Data listing

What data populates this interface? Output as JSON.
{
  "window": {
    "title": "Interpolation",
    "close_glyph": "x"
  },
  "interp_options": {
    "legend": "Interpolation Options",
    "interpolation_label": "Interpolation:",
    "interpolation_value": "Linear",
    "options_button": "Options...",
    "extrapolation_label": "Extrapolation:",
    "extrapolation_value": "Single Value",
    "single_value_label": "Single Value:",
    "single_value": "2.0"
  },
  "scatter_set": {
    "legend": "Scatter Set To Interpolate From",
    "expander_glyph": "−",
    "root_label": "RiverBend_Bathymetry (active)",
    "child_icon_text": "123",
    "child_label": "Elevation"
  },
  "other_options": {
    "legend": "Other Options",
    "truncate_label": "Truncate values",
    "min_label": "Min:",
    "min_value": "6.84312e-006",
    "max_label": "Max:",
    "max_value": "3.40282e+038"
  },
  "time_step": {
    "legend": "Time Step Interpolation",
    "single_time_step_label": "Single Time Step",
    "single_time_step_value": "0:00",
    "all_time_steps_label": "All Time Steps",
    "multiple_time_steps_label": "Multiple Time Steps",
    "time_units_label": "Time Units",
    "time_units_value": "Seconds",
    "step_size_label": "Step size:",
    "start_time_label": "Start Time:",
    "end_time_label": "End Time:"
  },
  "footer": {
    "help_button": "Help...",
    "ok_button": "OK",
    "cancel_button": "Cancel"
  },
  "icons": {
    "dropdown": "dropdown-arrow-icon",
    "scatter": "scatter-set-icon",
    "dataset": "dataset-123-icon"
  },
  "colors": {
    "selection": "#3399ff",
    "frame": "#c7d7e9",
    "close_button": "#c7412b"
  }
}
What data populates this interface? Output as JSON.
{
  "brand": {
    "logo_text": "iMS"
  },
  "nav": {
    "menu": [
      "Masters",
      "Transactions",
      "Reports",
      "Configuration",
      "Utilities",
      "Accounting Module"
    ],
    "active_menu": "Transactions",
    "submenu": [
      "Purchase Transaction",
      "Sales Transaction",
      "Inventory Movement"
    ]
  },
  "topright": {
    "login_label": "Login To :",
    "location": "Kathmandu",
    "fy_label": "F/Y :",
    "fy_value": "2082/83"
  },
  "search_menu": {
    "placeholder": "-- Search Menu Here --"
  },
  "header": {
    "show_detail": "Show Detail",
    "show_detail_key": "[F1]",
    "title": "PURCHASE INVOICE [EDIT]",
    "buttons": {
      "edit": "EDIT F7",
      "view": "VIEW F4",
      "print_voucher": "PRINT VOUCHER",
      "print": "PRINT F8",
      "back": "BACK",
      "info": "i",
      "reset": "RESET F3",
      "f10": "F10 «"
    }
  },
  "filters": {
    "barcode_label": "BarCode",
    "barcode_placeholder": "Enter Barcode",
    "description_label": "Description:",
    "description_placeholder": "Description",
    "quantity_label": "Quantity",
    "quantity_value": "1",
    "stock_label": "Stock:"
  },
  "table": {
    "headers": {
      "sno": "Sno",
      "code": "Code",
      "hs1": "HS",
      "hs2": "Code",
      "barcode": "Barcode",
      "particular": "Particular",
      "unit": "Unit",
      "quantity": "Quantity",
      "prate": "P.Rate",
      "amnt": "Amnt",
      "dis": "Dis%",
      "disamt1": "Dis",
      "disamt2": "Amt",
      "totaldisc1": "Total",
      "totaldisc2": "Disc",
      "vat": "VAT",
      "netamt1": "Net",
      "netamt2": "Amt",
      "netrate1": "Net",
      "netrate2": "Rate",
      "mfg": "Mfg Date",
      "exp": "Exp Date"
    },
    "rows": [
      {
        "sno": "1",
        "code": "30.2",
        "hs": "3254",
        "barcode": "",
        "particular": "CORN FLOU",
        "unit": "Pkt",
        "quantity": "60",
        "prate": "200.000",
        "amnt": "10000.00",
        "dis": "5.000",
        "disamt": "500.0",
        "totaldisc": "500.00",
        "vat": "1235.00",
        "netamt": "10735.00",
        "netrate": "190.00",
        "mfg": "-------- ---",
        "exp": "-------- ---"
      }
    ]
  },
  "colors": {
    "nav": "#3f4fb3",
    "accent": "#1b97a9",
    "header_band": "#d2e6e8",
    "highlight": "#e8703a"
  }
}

## Directive
Above are the records; copy every line in them that holds the word "Steps".

## Worked answer
    "all_time_steps_label": "All Time Steps",
    "multiple_time_steps_label": "Multiple Time Steps",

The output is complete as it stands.